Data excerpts
— begin —

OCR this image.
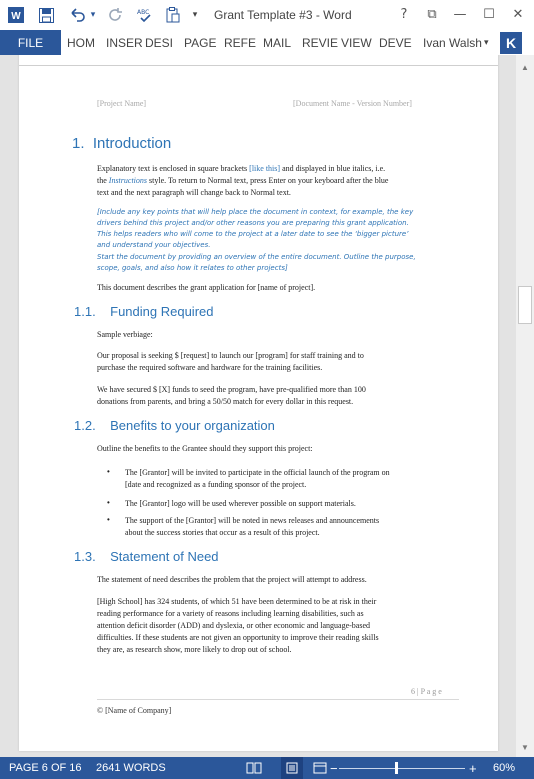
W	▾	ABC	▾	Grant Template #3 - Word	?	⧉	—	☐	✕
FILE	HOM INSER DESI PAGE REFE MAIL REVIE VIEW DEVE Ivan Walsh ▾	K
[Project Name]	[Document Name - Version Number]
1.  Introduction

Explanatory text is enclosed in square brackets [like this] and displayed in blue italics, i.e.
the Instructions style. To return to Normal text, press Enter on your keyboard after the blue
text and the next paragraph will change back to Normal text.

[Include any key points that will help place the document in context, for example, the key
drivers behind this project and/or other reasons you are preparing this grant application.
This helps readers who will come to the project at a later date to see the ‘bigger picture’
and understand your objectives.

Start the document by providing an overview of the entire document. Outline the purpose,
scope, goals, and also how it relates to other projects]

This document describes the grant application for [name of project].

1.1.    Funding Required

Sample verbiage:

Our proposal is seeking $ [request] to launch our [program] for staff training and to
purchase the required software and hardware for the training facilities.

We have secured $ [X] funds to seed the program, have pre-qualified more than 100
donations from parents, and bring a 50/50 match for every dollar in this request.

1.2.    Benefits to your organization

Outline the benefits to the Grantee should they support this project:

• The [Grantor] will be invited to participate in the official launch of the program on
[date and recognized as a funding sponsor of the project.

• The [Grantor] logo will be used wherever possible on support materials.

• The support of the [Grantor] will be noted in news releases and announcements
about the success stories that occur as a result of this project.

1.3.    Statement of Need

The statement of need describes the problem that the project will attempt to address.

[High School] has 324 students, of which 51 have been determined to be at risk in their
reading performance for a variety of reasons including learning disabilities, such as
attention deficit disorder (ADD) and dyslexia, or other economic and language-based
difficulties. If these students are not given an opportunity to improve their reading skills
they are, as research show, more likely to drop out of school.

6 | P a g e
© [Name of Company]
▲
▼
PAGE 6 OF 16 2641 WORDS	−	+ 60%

— end —

What the exercise asks » Extract lines where the string "program" occurs.

The solution »
Our proposal is seeking $ [request] to launch our [program] for staff training and to
We have secured $ [X] funds to seed the program, have pre-qualified more than 100
• The [Grantor] will be invited to participate in the official launch of the program on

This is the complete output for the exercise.